Task set →
1/ In the article about Mexican filmmakers' box office year, shorten the paragraph beginning "South of the border" while keeping its main facts.
2/ Write the next part of the article about Mexican filmmakers' box office year, picking up after its final sentence.

Quoted passage →
──────

This past year Mexican comedian Eugenio Derbez made headlines as he broke all-time box office records both in Mexico and the United States with his directorial debut Instructions Not Included / No se aceptan devoluciones. The film became the top grossing Spanish-language ever in the U.S. with $44.7 million surpassing previous record-holder Pan's Labyrinth by Guillermo del Toro, it was also the top grossing foreign-language film of the year in the country, and the highest grossing indie film of 2013 in the U.S.

South of the border, the film became the highest grossing Mexican film of all-time earning a whopping $46.10 million at the local box office and attracting over 14 million spectators. Derbez was able to create a product that worked on both sides of the border and he exorcised once and for all the spell of the Latino audience at the U.S. box office, instantly making him a key player in the entertainment industry.

 

CUARÓN DEFIES GRAVITY

After seven years of his previous film, Mexican director Alfonso Cuarón premiered his most recent -and most ambitious project to date, the science-fiction thriller film Gravity. Since its world premiere at the Venice Film Festival and its North American premiere at the Toronto Film Festival, the film received extraordinary reviews: "An overwhelming physical experience" (David Denby, The New Yorker), "one of the most stunning visual treats of the year and one of the most unforgettable thrill rides in recent memory" (Richard Roeper, Chicago Sun-Times), "[it] rewrites the rules of cinema as we have known them" (A.O. Scott, The New York Times).

──────

Information supplied →
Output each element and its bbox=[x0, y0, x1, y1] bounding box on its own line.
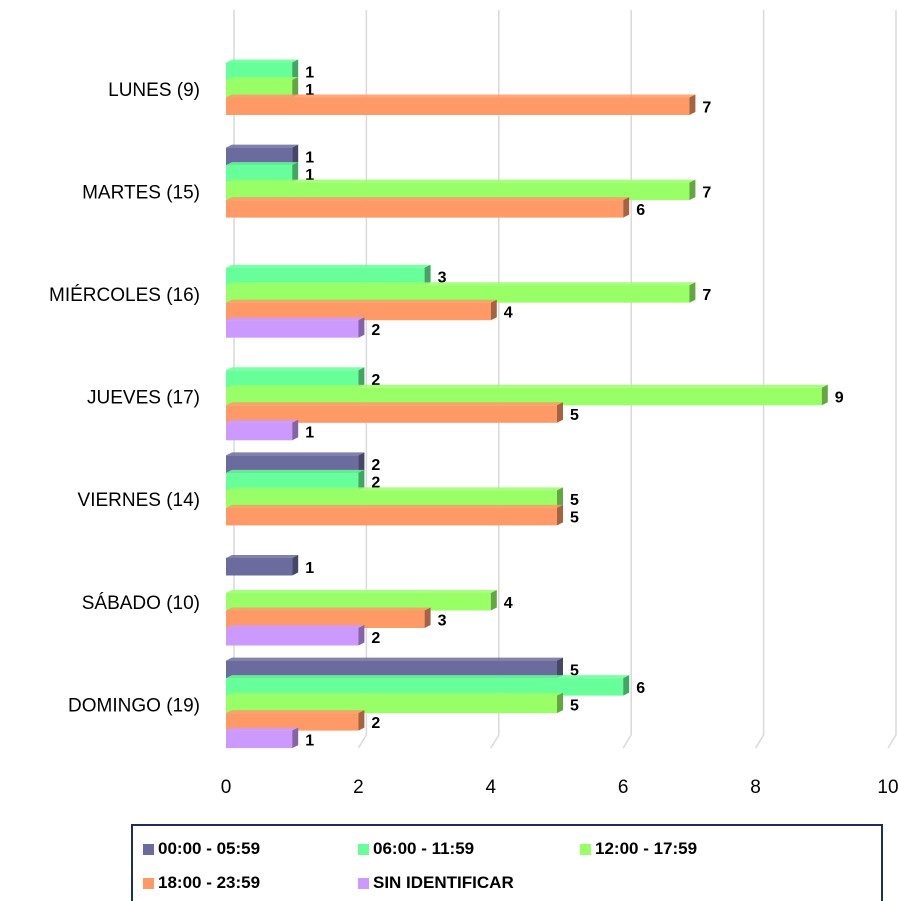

──────

Exercise responses →
1/ In Mexico, the film became the highest grossing Mexican film ever, earning $46.10 million and drawing more than 14 million viewers. Its success on both sides of the border broke the spell of the Latino audience at the U.S. box office and instantly made Derbez a key player in the entertainment industry.

2/
Cuarón’s seventh feature film was featured in many best of the year lists, including Time Magazine which named the film as the best of 2013 (film critic Richard Corliss described Cuarón as a movie visionary of the highest order). The film offers such vivid and realistic special effects that –in one of the year’s silliest faux pas, a reporter asked the director how was the experience of shooting in outer space (to which Cuarón responded: "I did get very dizzy in the training").

One of the biggest achievements of the film –aside from its masterful technical accomplishments, was the combination of international critical acclaim and blockbuster box office success (the film has grossed $255.6 million domestically and $407.8 million internationally): "that rarest of breeds: the intellectual blockbuster” called it Chicago Reader's Ben Sachs.

Gravity is a top contender for this year's Academy Awards. One can only hope Mexican cinematographer Emmanuel Lubezki not only gets nominated for his work on the film, but that he wins his well-deserved Oscar after having been nominated in five previous occasions.

Latinos Conquer U.S. Box Office

In total, three Hollywood movies directed by Latin American filmmakers debuted at the number one spot in the U.S. box office: Mama by Argentinean director Andrés Muschietti and produced by Mexican director Guillermo del Toro, Evil Dead by Uruguayan director Fede Álvarez, and Cuarón’s Gravity.

Mama made $28.4 million in its opening weekend (January 18), and grossed $71.62 million. Evil Dead, the fourth installment of the horror films franchise, made $25.77 million in its opening weekend (April 5), totaling $54.23 million. At $55.8 million, Gravity set a new record as the highest opening weekend record for the month of October and it was also the highest start ever for starts Sandra Bullock and George Clooney.

Mexican director del Toro had a decent box office performance with his sci-fi blockbuster film Pacific Rim, and with the positive successful international sales of the film, the franchise of the movie was guaranteed. All these films, plus the records broken by Derbez in the American box office, confirmed the bankability of the Latin American directors in the U.S.

 

JODOROWSKY'S FILM COMEBACK

After a 20 year hiatus Chilean-born director Alejandro Jodorowsky (El Topo, The Holy Mountain) returned to filmmaking with his film La danza de la realidad / The Dance of Reality which had its world premiere at Cannes’ Directors Fortnight section last May.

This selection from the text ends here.